[Start MATERIALS PROVIDED]

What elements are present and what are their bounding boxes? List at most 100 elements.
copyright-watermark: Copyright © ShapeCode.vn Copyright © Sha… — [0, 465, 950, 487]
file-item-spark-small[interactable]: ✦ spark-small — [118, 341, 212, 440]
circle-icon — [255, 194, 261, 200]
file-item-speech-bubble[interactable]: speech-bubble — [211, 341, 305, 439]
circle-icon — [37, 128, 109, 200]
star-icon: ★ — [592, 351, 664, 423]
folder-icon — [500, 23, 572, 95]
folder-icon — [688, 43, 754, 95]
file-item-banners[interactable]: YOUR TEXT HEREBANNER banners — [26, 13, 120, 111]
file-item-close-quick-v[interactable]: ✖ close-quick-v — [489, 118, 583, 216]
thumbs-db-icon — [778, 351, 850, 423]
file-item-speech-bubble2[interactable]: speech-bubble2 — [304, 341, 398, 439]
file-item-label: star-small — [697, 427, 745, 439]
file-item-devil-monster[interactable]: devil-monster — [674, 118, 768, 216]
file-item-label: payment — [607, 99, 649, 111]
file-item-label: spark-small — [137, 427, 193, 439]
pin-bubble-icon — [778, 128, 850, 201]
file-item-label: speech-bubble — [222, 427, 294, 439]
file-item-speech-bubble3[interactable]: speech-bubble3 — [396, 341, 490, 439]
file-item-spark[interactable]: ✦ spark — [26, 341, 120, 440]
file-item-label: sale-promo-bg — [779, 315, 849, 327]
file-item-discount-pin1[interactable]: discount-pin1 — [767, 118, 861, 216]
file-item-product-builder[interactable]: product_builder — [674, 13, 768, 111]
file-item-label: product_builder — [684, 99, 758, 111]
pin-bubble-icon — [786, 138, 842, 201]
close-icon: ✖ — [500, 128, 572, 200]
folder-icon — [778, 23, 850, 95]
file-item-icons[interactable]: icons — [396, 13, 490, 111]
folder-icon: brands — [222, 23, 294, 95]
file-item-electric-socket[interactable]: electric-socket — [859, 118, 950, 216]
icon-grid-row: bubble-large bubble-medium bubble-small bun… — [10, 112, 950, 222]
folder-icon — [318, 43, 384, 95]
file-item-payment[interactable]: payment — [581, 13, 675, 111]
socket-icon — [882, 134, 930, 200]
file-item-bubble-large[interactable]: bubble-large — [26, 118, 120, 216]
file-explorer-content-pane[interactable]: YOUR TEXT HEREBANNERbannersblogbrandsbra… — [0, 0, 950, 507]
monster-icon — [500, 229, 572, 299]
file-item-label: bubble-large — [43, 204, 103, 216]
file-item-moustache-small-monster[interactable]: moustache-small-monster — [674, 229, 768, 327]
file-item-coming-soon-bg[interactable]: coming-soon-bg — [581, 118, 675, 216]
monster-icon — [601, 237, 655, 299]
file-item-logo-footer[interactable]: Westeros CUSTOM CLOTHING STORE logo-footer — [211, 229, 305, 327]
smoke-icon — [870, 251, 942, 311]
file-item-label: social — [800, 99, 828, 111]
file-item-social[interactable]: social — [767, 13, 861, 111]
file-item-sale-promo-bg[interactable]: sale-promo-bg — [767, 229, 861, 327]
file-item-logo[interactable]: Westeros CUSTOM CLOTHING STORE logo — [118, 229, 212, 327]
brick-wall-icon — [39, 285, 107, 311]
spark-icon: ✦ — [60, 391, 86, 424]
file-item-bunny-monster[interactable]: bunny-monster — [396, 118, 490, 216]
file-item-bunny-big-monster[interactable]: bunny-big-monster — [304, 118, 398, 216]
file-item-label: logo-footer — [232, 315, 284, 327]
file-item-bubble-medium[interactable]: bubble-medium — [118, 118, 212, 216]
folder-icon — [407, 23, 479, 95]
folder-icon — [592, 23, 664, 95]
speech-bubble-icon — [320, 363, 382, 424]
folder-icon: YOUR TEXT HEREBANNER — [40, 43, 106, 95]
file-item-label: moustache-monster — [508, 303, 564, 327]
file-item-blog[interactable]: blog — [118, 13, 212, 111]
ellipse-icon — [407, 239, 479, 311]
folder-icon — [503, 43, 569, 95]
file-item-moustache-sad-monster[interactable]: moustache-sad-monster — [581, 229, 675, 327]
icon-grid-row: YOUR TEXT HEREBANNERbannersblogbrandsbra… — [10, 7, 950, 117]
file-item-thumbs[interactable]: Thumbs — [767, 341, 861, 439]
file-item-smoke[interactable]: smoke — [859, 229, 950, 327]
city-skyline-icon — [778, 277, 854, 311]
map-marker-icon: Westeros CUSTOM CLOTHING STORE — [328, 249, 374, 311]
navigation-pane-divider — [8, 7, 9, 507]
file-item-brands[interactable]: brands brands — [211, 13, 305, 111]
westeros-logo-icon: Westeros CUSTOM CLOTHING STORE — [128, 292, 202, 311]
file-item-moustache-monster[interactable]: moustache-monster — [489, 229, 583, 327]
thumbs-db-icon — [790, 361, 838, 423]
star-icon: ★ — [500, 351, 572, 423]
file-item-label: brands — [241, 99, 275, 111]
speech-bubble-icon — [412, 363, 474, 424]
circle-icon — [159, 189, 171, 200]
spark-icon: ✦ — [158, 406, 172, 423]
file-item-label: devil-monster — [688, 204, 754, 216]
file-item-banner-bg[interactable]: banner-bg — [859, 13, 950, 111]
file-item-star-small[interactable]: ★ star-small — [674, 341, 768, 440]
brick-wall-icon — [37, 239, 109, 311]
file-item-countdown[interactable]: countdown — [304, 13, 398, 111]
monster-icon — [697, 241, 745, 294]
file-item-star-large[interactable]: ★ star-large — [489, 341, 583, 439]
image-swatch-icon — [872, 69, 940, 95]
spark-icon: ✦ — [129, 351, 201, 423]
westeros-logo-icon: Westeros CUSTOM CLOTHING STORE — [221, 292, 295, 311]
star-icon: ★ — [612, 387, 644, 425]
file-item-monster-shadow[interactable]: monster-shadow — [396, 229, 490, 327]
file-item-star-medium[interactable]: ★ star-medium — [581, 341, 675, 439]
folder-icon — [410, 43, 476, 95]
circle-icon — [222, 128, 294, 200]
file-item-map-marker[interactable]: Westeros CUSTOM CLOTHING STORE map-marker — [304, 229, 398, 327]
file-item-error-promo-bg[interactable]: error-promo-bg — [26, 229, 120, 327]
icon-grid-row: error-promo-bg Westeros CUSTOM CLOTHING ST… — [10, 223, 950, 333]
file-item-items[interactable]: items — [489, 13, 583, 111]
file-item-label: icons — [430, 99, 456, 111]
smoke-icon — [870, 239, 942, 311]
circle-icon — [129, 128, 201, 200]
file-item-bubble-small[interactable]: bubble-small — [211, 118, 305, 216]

[End MATERIALS PROVIDED]

= GOAL OF THE EXERCISE =
Edit the rows above so that each "folder-icon" reads "directory-icon", keeping every other character the same.

= WRITTEN REPLY =
What elements are present and what are their bounding boxes? List at most 100 elements.
copyright-watermark: Copyright © ShapeCode.vn Copyright © Sha… — [0, 465, 950, 487]
file-item-spark-small[interactable]: ✦ spark-small — [118, 341, 212, 440]
circle-icon — [255, 194, 261, 200]
file-item-speech-bubble[interactable]: speech-bubble — [211, 341, 305, 439]
circle-icon — [37, 128, 109, 200]
star-icon: ★ — [592, 351, 664, 423]
directory-icon — [500, 23, 572, 95]
directory-icon — [688, 43, 754, 95]
file-item-banners[interactable]: YOUR TEXT HEREBANNER banners — [26, 13, 120, 111]
file-item-close-quick-v[interactable]: ✖ close-quick-v — [489, 118, 583, 216]
thumbs-db-icon — [778, 351, 850, 423]
file-item-speech-bubble2[interactable]: speech-bubble2 — [304, 341, 398, 439]
file-item-label: star-small — [697, 427, 745, 439]
file-item-devil-monster[interactable]: devil-monster — [674, 118, 768, 216]
file-item-label: payment — [607, 99, 649, 111]
file-item-label: spark-small — [137, 427, 193, 439]
pin-bubble-icon — [778, 128, 850, 201]
file-item-label: speech-bubble — [222, 427, 294, 439]
file-item-speech-bubble3[interactable]: speech-bubble3 — [396, 341, 490, 439]
file-item-spark[interactable]: ✦ spark — [26, 341, 120, 440]
file-item-label: sale-promo-bg — [779, 315, 849, 327]
file-item-discount-pin1[interactable]: discount-pin1 — [767, 118, 861, 216]
file-item-product-builder[interactable]: product_builder — [674, 13, 768, 111]
file-item-label: product_builder — [684, 99, 758, 111]
pin-bubble-icon — [786, 138, 842, 201]
close-icon: ✖ — [500, 128, 572, 200]
directory-icon — [778, 23, 850, 95]
file-item-icons[interactable]: icons — [396, 13, 490, 111]
directory-icon: brands — [222, 23, 294, 95]
file-item-electric-socket[interactable]: electric-socket — [859, 118, 950, 216]
icon-grid-row: bubble-large bubble-medium bubble-small bun… — [10, 112, 950, 222]
directory-icon — [318, 43, 384, 95]
file-item-payment[interactable]: payment — [581, 13, 675, 111]
socket-icon — [882, 134, 930, 200]
file-item-bubble-large[interactable]: bubble-large — [26, 118, 120, 216]
file-explorer-content-pane[interactable]: YOUR TEXT HEREBANNERbannersblogbrandsbra… — [0, 0, 950, 507]
monster-icon — [500, 229, 572, 299]
file-item-label: bubble-large — [43, 204, 103, 216]
file-item-moustache-small-monster[interactable]: moustache-small-monster — [674, 229, 768, 327]
file-item-coming-soon-bg[interactable]: coming-soon-bg — [581, 118, 675, 216]
monster-icon — [601, 237, 655, 299]
file-item-logo-footer[interactable]: Westeros CUSTOM CLOTHING STORE logo-footer — [211, 229, 305, 327]
smoke-icon — [870, 251, 942, 311]
file-item-label: social — [800, 99, 828, 111]
file-item-social[interactable]: social — [767, 13, 861, 111]
file-item-sale-promo-bg[interactable]: sale-promo-bg — [767, 229, 861, 327]
file-item-logo[interactable]: Westeros CUSTOM CLOTHING STORE logo — [118, 229, 212, 327]
brick-wall-icon — [39, 285, 107, 311]
spark-icon: ✦ — [60, 391, 86, 424]
file-item-bunny-monster[interactable]: bunny-monster — [396, 118, 490, 216]
file-item-bunny-big-monster[interactable]: bunny-big-monster — [304, 118, 398, 216]
file-item-label: logo-footer — [232, 315, 284, 327]
file-item-bubble-medium[interactable]: bubble-medium — [118, 118, 212, 216]
directory-icon — [407, 23, 479, 95]
directory-icon — [592, 23, 664, 95]
speech-bubble-icon — [320, 363, 382, 424]
directory-icon: YOUR TEXT HEREBANNER — [40, 43, 106, 95]
file-item-label: moustache-monster — [508, 303, 564, 327]
file-item-blog[interactable]: blog — [118, 13, 212, 111]
ellipse-icon — [407, 239, 479, 311]
directory-icon — [503, 43, 569, 95]
file-item-moustache-sad-monster[interactable]: moustache-sad-monster — [581, 229, 675, 327]
icon-grid-row: YOUR TEXT HEREBANNERbannersblogbrandsbra… — [10, 7, 950, 117]
file-item-thumbs[interactable]: Thumbs — [767, 341, 861, 439]
file-item-smoke[interactable]: smoke — [859, 229, 950, 327]
city-skyline-icon — [778, 277, 854, 311]
map-marker-icon: Westeros CUSTOM CLOTHING STORE — [328, 249, 374, 311]
navigation-pane-divider — [8, 7, 9, 507]
file-item-brands[interactable]: brands brands — [211, 13, 305, 111]
westeros-logo-icon: Westeros CUSTOM CLOTHING STORE — [128, 292, 202, 311]
file-item-moustache-monster[interactable]: moustache-monster — [489, 229, 583, 327]
thumbs-db-icon — [790, 361, 838, 423]
star-icon: ★ — [500, 351, 572, 423]
file-item-label: brands — [241, 99, 275, 111]
speech-bubble-icon — [412, 363, 474, 424]
circle-icon — [159, 189, 171, 200]
spark-icon: ✦ — [158, 406, 172, 423]
file-item-label: devil-monster — [688, 204, 754, 216]
file-item-banner-bg[interactable]: banner-bg — [859, 13, 950, 111]
file-item-star-small[interactable]: ★ star-small — [674, 341, 768, 440]
brick-wall-icon — [37, 239, 109, 311]
file-item-countdown[interactable]: countdown — [304, 13, 398, 111]
monster-icon — [697, 241, 745, 294]
file-item-star-large[interactable]: ★ star-large — [489, 341, 583, 439]
image-swatch-icon — [872, 69, 940, 95]
spark-icon: ✦ — [129, 351, 201, 423]
westeros-logo-icon: Westeros CUSTOM CLOTHING STORE — [221, 292, 295, 311]
star-icon: ★ — [612, 387, 644, 425]
file-item-monster-shadow[interactable]: monster-shadow — [396, 229, 490, 327]
file-item-star-medium[interactable]: ★ star-medium — [581, 341, 675, 439]
directory-icon — [410, 43, 476, 95]
circle-icon — [222, 128, 294, 200]
file-item-map-marker[interactable]: Westeros CUSTOM CLOTHING STORE map-marker — [304, 229, 398, 327]
file-item-error-promo-bg[interactable]: error-promo-bg — [26, 229, 120, 327]
icon-grid-row: error-promo-bg Westeros CUSTOM CLOTHING ST… — [10, 223, 950, 333]
file-item-items[interactable]: items — [489, 13, 583, 111]
file-item-label: icons — [430, 99, 456, 111]
smoke-icon — [870, 239, 942, 311]
circle-icon — [129, 128, 201, 200]
file-item-bubble-small[interactable]: bubble-small — [211, 118, 305, 216]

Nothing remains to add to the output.